#### [Directions for this task]
Work through the data line by line, gathering every line that has the word "JSON".

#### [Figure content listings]
Start
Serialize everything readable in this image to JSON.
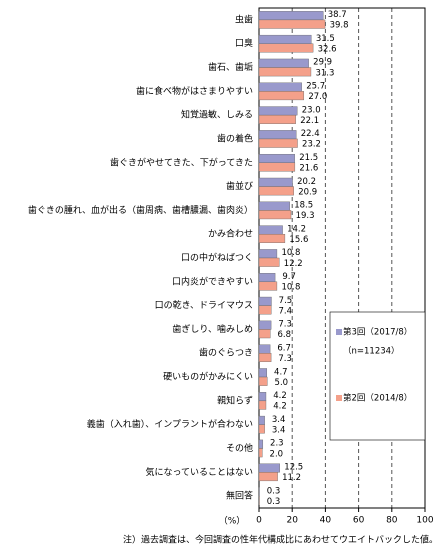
{
  "chart_data": {
    "type": "bar",
    "orientation": "horizontal",
    "categories": [
      "虫歯",
      "口臭",
      "歯石、歯垢",
      "歯に食べ物がはさまりやすい",
      "知覚過敏、しみる",
      "歯の着色",
      "歯ぐきがやせてきた、下がってきた",
      "歯並び",
      "歯ぐきの腫れ、血が出る（歯周病、歯槽膿漏、歯肉炎）",
      "かみ合わせ",
      "口の中がねばつく",
      "口内炎ができやすい",
      "口の乾き、ドライマウス",
      "歯ぎしり、噛みしめ",
      "歯のぐらつき",
      "硬いものがかみにくい",
      "親知らず",
      "義歯（入れ歯）、インプラントが合わない",
      "その他",
      "気になっていることはない",
      "無回答"
    ],
    "series": [
      {
        "name": "第3回（2017/8）",
        "color": "#9999cc",
        "values": [
          38.7,
          31.5,
          29.9,
          25.7,
          23.0,
          22.4,
          21.5,
          20.2,
          18.5,
          14.2,
          10.8,
          9.7,
          7.5,
          7.3,
          6.7,
          4.7,
          4.2,
          3.4,
          2.3,
          12.5,
          0.3
        ],
        "value_labels": [
          "38.7",
          "31.5",
          "29.9",
          "25.7",
          "23.0",
          "22.4",
          "21.5",
          "20.2",
          "18.5",
          "14.2",
          "10.8",
          "9.7",
          "7.5",
          "7.3",
          "6.7",
          "4.7",
          "4.2",
          "3.4",
          "2.3",
          "12.5",
          "0.3"
        ]
      },
      {
        "name": "第2回（2014/8）",
        "color": "#f4a08a",
        "values": [
          39.8,
          32.6,
          31.3,
          27.0,
          22.1,
          23.2,
          21.6,
          20.9,
          19.3,
          15.6,
          12.2,
          10.8,
          7.4,
          6.8,
          7.3,
          5.0,
          4.2,
          3.4,
          2.0,
          11.2,
          0.3
        ],
        "value_labels": [
          "39.8",
          "32.6",
          "31.3",
          "27.0",
          "22.1",
          "23.2",
          "21.6",
          "20.9",
          "19.3",
          "15.6",
          "12.2",
          "10.8",
          "7.4",
          "6.8",
          "7.3",
          "5.0",
          "4.2",
          "3.4",
          "2.0",
          "11.2",
          "0.3"
        ]
      }
    ],
    "legend_note": "（n=11234）",
    "x_label": "（%）",
    "note": "注）過去調査は、今回調査の性年代構成比にあわせてウエイトバックした値。",
    "xlim": [
      0,
      100
    ],
    "xticks": [
      0,
      20,
      40,
      60,
      80,
      100
    ],
    "grid": true
  }
}
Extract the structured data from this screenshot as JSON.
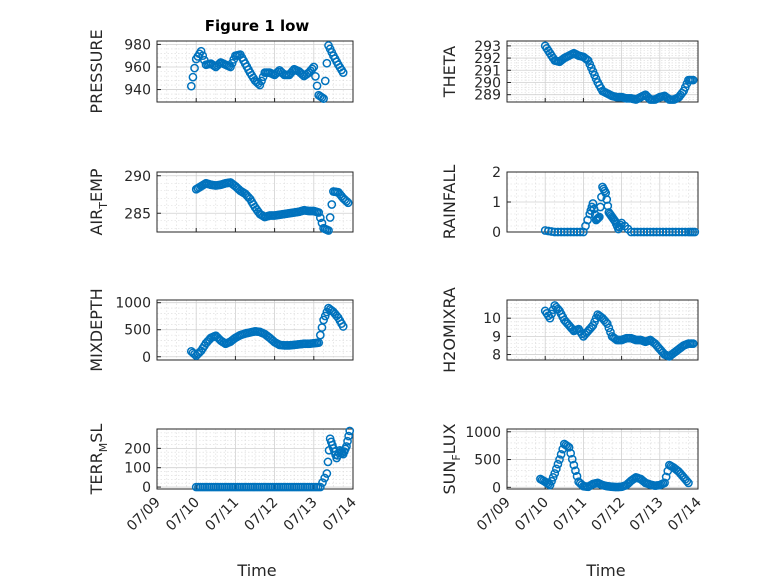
End
#### [Response]
Serialize everything readable in this image to JSON.
Extract the structured data from this screenshot as JSON.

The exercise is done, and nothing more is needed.